#### DIRECTIVE
Among the entries, which lines carry the string "grossen"? Copy each of them.

#### LISTED RECORDS
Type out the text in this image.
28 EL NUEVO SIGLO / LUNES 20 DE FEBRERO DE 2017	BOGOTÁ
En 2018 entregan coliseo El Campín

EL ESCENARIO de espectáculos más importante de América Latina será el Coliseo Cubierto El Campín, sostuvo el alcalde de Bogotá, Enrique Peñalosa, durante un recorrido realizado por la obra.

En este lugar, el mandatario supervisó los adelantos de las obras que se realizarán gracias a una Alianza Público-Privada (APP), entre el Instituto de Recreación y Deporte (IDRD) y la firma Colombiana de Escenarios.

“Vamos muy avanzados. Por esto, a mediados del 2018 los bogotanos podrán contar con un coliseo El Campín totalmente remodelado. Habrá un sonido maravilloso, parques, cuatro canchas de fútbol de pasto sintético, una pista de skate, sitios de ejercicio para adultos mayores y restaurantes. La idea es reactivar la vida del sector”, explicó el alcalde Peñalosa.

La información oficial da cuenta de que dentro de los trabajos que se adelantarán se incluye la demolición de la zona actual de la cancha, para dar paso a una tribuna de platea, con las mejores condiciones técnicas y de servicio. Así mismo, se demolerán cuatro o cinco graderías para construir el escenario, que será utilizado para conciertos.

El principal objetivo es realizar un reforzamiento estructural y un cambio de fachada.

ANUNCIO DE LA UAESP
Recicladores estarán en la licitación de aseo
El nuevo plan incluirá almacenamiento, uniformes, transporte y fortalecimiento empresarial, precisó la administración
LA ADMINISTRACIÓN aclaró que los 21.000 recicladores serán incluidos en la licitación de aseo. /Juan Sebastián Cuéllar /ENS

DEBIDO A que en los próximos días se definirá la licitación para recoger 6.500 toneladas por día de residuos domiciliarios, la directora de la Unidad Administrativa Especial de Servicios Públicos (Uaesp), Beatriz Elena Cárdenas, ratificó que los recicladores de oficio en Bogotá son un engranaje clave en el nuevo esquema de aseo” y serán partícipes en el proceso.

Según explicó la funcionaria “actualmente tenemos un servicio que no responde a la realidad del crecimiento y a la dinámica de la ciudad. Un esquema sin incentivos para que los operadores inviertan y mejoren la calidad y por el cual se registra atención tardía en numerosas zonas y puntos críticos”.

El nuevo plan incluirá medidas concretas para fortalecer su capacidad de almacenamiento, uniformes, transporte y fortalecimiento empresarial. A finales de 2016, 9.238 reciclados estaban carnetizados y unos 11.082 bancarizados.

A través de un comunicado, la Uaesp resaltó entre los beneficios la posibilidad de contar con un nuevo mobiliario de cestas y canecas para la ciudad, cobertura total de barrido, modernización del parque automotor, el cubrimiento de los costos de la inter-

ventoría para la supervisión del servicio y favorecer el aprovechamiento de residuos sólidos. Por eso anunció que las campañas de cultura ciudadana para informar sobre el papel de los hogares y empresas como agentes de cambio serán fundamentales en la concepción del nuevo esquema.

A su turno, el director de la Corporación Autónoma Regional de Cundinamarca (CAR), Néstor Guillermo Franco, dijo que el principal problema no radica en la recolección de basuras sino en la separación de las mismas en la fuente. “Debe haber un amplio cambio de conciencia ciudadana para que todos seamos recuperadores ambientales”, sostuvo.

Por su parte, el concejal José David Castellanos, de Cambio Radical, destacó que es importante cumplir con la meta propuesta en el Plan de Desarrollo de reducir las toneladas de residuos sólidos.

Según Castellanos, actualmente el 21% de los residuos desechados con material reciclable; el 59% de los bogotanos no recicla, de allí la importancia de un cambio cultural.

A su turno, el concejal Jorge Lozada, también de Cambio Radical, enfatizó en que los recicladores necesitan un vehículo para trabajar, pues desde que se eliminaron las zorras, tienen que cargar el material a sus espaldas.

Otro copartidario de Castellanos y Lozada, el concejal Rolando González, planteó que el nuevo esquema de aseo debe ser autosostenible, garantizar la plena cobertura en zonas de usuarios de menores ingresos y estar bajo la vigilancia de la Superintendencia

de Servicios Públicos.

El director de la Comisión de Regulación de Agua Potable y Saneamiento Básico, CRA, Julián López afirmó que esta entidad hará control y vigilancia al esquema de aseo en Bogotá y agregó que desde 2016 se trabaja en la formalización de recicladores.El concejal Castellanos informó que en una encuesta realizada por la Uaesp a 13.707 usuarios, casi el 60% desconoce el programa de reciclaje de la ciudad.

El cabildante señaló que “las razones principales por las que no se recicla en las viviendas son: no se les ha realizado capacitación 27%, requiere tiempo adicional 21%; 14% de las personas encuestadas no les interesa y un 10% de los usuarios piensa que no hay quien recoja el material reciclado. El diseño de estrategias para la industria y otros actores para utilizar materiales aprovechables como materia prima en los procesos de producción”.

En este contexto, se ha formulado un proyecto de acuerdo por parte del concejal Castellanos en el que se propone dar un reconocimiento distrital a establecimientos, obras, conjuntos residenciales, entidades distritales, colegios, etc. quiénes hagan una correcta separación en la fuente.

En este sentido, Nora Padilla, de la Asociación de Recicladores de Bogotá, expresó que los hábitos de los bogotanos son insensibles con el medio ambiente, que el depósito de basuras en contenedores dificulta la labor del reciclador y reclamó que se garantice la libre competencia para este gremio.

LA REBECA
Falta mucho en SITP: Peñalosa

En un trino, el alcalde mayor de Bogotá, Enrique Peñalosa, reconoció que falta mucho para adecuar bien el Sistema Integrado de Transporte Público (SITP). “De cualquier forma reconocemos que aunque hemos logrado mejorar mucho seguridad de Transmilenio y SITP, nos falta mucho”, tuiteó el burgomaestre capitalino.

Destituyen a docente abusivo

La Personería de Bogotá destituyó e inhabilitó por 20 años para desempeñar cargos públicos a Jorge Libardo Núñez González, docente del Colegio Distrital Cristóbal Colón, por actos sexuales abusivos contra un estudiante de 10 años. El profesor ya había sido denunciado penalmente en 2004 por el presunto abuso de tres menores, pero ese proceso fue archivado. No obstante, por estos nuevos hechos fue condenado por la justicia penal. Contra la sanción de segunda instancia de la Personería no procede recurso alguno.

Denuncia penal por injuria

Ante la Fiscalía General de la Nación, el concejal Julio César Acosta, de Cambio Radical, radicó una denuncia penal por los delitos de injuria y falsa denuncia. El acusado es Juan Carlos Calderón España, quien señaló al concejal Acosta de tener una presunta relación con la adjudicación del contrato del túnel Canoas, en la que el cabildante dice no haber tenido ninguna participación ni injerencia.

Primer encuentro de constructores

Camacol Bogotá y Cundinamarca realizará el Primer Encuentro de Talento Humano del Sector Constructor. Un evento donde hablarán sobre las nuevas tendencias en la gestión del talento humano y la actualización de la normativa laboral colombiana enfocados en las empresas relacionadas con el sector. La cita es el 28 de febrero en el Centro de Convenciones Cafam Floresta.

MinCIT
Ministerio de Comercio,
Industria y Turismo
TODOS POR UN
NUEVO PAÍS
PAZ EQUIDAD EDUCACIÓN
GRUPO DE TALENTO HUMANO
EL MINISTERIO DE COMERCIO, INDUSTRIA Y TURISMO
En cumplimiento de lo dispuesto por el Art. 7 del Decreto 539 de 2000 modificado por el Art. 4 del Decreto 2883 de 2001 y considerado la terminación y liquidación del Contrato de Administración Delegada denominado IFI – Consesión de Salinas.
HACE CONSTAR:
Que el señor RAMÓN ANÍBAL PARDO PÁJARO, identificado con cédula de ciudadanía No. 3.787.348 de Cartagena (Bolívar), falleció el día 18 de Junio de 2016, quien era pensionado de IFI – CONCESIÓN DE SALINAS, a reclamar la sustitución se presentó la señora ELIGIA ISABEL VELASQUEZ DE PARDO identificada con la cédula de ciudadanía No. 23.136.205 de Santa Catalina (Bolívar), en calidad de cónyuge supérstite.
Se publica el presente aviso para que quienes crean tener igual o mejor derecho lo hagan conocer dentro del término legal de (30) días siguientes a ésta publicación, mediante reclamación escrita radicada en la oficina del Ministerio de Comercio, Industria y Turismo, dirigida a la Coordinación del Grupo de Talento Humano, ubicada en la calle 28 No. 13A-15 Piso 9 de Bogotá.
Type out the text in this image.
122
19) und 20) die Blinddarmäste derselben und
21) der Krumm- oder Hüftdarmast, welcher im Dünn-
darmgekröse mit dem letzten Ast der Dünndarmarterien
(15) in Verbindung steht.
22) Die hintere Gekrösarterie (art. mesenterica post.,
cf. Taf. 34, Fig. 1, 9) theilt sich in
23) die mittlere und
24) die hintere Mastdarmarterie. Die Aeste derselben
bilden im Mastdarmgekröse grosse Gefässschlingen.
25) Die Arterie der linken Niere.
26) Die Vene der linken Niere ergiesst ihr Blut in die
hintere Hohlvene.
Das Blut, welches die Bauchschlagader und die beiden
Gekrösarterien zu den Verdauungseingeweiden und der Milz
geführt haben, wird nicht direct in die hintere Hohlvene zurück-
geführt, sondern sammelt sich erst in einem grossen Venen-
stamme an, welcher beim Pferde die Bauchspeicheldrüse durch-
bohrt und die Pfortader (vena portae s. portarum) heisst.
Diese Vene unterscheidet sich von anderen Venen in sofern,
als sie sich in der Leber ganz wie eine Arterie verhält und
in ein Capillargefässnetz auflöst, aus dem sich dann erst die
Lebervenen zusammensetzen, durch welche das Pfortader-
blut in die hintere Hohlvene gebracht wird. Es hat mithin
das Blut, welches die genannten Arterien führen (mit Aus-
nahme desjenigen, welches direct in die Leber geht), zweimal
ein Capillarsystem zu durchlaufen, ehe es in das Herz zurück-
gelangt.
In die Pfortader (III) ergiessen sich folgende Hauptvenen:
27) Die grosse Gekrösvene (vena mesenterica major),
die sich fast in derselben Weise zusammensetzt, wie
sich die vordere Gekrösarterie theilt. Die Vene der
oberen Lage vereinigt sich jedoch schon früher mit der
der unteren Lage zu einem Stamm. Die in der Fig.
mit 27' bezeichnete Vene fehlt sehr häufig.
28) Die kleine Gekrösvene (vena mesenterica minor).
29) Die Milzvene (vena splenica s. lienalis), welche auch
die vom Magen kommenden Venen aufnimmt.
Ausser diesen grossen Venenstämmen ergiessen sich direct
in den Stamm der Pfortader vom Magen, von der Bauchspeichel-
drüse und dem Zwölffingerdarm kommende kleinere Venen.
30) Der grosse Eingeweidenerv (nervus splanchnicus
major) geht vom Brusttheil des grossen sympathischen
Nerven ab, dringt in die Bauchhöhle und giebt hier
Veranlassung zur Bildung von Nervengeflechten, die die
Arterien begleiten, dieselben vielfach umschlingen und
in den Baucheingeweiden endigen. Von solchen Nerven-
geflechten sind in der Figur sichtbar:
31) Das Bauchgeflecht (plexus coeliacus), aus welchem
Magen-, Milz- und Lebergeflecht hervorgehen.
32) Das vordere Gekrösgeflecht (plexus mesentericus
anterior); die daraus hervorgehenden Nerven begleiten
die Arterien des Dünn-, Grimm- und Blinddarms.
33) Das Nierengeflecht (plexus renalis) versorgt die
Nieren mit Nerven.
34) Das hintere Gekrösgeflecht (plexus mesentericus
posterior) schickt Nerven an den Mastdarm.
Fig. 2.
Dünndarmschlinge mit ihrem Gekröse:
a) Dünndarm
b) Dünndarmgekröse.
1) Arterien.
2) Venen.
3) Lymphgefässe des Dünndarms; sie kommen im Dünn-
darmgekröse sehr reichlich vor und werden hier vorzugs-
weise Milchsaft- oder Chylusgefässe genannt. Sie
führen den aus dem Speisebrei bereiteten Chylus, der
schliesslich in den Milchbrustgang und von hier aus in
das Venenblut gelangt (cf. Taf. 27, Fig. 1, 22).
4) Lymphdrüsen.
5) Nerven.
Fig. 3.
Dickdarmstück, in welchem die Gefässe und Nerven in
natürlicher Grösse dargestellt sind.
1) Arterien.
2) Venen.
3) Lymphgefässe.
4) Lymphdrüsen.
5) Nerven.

#### TASK OUTPUT
geführt, sondern sammelt sich erst in einem grossen Venen-
Ausser diesen grossen Venenstämmen ergiessen sich direct
major) geht vom Brusttheil des grossen sympathischen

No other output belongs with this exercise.